● WHAT TO DO: Please copy the records below word for word, starting at the line that contains "72, 220, 94]" and ending after the line that contains "72, 472, 94]".

┌──

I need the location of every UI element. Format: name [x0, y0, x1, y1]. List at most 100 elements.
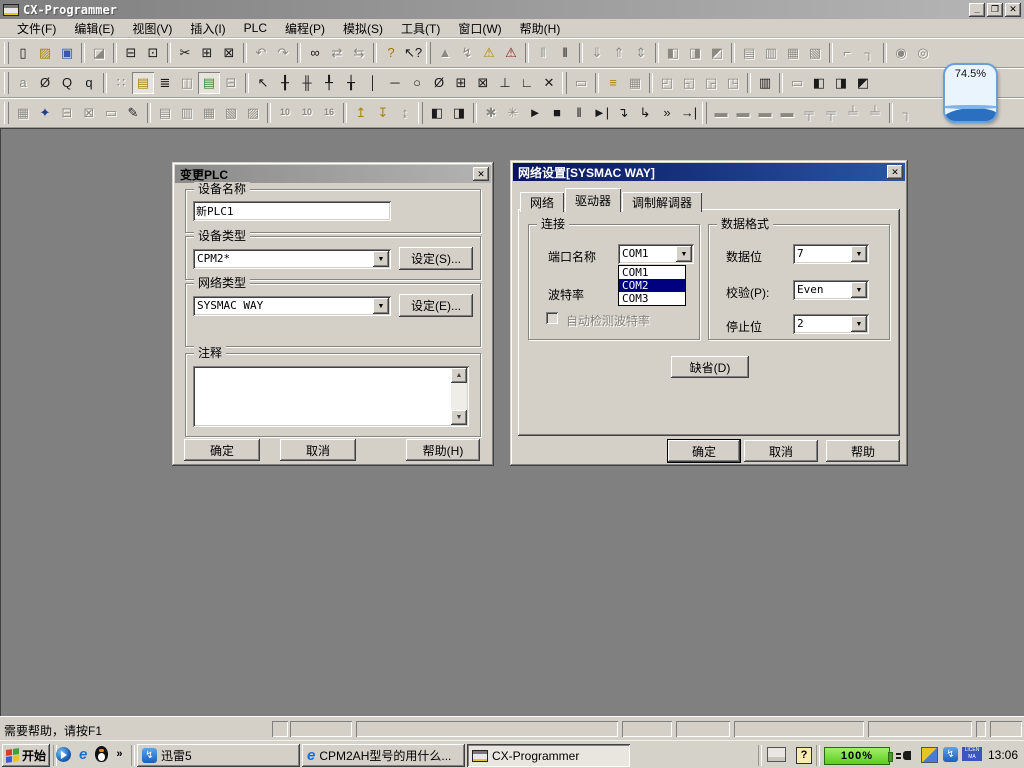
monitor-in-rung-button[interactable]: ▤	[198, 72, 220, 94]
close-icon[interactable]: ✕	[887, 165, 903, 179]
toolbar-grip[interactable]	[426, 42, 431, 64]
cross-reference-window-button[interactable]: ◨	[830, 72, 852, 94]
qq-icon[interactable]	[95, 746, 108, 762]
help-button[interactable]: 帮助(H)	[406, 439, 480, 461]
menu-item[interactable]: 插入(I)	[181, 18, 234, 39]
edit-program-button[interactable]: ✦	[34, 102, 56, 124]
thunder-progress-widget[interactable]: 74.5%	[943, 63, 998, 123]
menu-item[interactable]: 视图(V)	[123, 18, 181, 39]
toolbar-grip[interactable]	[4, 42, 9, 64]
local-symbol-window-button[interactable]: ◩	[852, 72, 874, 94]
new-instruction-button[interactable]: ⊞	[450, 72, 472, 94]
delete-line-button[interactable]: ✕	[538, 72, 560, 94]
show-comments-button[interactable]: ▤	[132, 72, 154, 94]
new-closed-coil-button[interactable]: Ø	[428, 72, 450, 94]
tab-active-驱动器[interactable]: 驱动器	[565, 188, 621, 212]
step-out-button[interactable]: ↳	[634, 102, 656, 124]
device-type-settings-button[interactable]: 设定(S)...	[399, 247, 473, 270]
work-online-button[interactable]: ⚠	[500, 42, 522, 64]
zoom-out-button[interactable]: q	[78, 72, 100, 94]
port-option-COM3[interactable]: COM3	[619, 292, 685, 305]
comment-field[interactable]: ▲ ▼	[193, 366, 469, 427]
program-check-button[interactable]: ⚠	[478, 42, 500, 64]
battery-indicator[interactable]: 100%	[824, 747, 890, 765]
close-button[interactable]: ✕	[1005, 3, 1021, 17]
menu-item[interactable]: 模拟(S)	[334, 18, 392, 39]
open-project-button[interactable]: ▨	[34, 42, 56, 64]
simulation-stop-button[interactable]: ■	[546, 102, 568, 124]
new-closed-or-contact-button[interactable]: ╁	[340, 72, 362, 94]
continuous-step-run-button[interactable]: »	[656, 102, 678, 124]
force-on-button[interactable]: ↥	[350, 102, 372, 124]
device-type-combo[interactable]: CPM2* ▼	[193, 249, 391, 269]
line-corner-button[interactable]: ∟	[516, 72, 538, 94]
menu-item[interactable]: 工具(T)	[392, 18, 449, 39]
properties-button[interactable]: ✎	[122, 102, 144, 124]
thunder-icon[interactable]: ↯	[943, 747, 958, 762]
chevron-down-icon[interactable]: ▼	[373, 251, 389, 267]
find-button[interactable]: ∞	[304, 42, 326, 64]
print-preview-button[interactable]: ⊡	[142, 42, 164, 64]
menu-item[interactable]: 编辑(E)	[65, 18, 123, 39]
dialog-titlebar[interactable]: 变更PLC ✕	[175, 165, 491, 183]
chevron-down-icon[interactable]: ▼	[851, 316, 867, 332]
start-button[interactable]: 开始	[2, 744, 50, 767]
show-rung-annotations-button[interactable]: ≣	[154, 72, 176, 94]
simulation-pause-button[interactable]: ‖	[568, 102, 590, 124]
overflow-chevron[interactable]: »	[116, 748, 122, 760]
new-contact-button[interactable]: ╂	[274, 72, 296, 94]
ok-button[interactable]: 确定	[184, 439, 260, 461]
task-button-2[interactable]: eCPM2AH型号的用什么...	[302, 744, 465, 767]
cancel-button[interactable]: 取消	[280, 439, 356, 461]
stop-bits-combo[interactable]: 2 ▼	[793, 314, 869, 334]
save-project-button[interactable]: ▣	[56, 42, 78, 64]
context-help-button[interactable]: ↖?	[402, 42, 424, 64]
port-combo[interactable]: COM1 ▼	[618, 244, 694, 264]
copy-button[interactable]: ⊞	[196, 42, 218, 64]
rung-manager-button[interactable]: ▥	[754, 72, 776, 94]
media-player-icon[interactable]	[56, 747, 71, 762]
zoom-reset-button[interactable]: Ø	[34, 72, 56, 94]
simulator-window-button[interactable]: ◧	[426, 102, 448, 124]
new-closed-contact-button[interactable]: ╫	[296, 72, 318, 94]
task-button-3[interactable]: CX-Programmer	[467, 744, 630, 767]
menu-item[interactable]: 帮助(H)	[511, 18, 570, 39]
app-grid-icon[interactable]	[921, 747, 938, 763]
menu-item[interactable]: PLC	[235, 19, 276, 37]
ok-button[interactable]: 确定	[668, 440, 740, 462]
comment-scrollbar[interactable]: ▲ ▼	[451, 368, 467, 425]
menu-item[interactable]: 窗口(W)	[449, 18, 510, 39]
cancel-button[interactable]: 取消	[744, 440, 818, 462]
chevron-down-icon[interactable]: ▼	[676, 246, 692, 262]
menu-item[interactable]: 文件(F)	[8, 18, 65, 39]
menu-item[interactable]: 编程(P)	[276, 18, 334, 39]
network-type-settings-button[interactable]: 设定(E)...	[399, 294, 473, 317]
toolbar-grip[interactable]	[4, 102, 9, 124]
help-button[interactable]: ?	[380, 42, 402, 64]
new-or-contact-button[interactable]: ╀	[318, 72, 340, 94]
new-horizontal-line-button[interactable]: ─	[384, 72, 406, 94]
port-option-COM1[interactable]: COM1	[619, 266, 685, 279]
print-button[interactable]: ⊟	[120, 42, 142, 64]
scroll-down-icon[interactable]: ▼	[451, 410, 467, 425]
scroll-up-icon[interactable]: ▲	[451, 368, 467, 383]
chevron-down-icon[interactable]: ▼	[851, 246, 867, 262]
step-run-button[interactable]: ►|	[590, 102, 612, 124]
line-branch-button[interactable]: ⊥	[494, 72, 516, 94]
license-icon[interactable]: LICENMA	[962, 747, 982, 761]
scan-run-button[interactable]: →|	[678, 102, 700, 124]
data-bits-combo[interactable]: 7 ▼	[793, 244, 869, 264]
paste-button[interactable]: ⊠	[218, 42, 240, 64]
keyboard-icon[interactable]	[767, 747, 786, 762]
toolbar-grip[interactable]	[4, 72, 9, 94]
help-button[interactable]: 帮助	[826, 440, 900, 462]
toolbar-grip[interactable]	[562, 72, 567, 94]
new-file-button[interactable]: ▯	[12, 42, 34, 64]
chevron-down-icon[interactable]: ▼	[373, 298, 389, 314]
step-in-button[interactable]: ↴	[612, 102, 634, 124]
parity-combo[interactable]: Even ▼	[793, 280, 869, 300]
new-vertical-line-button[interactable]: │	[362, 72, 384, 94]
internet-explorer-icon[interactable]: e	[79, 747, 87, 762]
pause-button[interactable]: ‖	[554, 42, 576, 64]
ime-help-icon[interactable]: ?	[796, 747, 812, 764]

└──

● EXERCISE SOLUTION:
monitor-in-rung-button[interactable]: ▤	[198, 72, 220, 94]
close-icon[interactable]: ✕	[887, 165, 903, 179]
toolbar-grip[interactable]	[426, 42, 431, 64]
cross-reference-window-button[interactable]: ◨	[830, 72, 852, 94]
qq-icon[interactable]	[95, 746, 108, 762]
help-button[interactable]: 帮助(H)	[406, 439, 480, 461]
menu-item[interactable]: 插入(I)	[181, 18, 234, 39]
edit-program-button[interactable]: ✦	[34, 102, 56, 124]
thunder-progress-widget[interactable]: 74.5%	[943, 63, 998, 123]
menu-item[interactable]: 视图(V)	[123, 18, 181, 39]
toolbar-grip[interactable]	[4, 42, 9, 64]
local-symbol-window-button[interactable]: ◩	[852, 72, 874, 94]
new-instruction-button[interactable]: ⊞	[450, 72, 472, 94]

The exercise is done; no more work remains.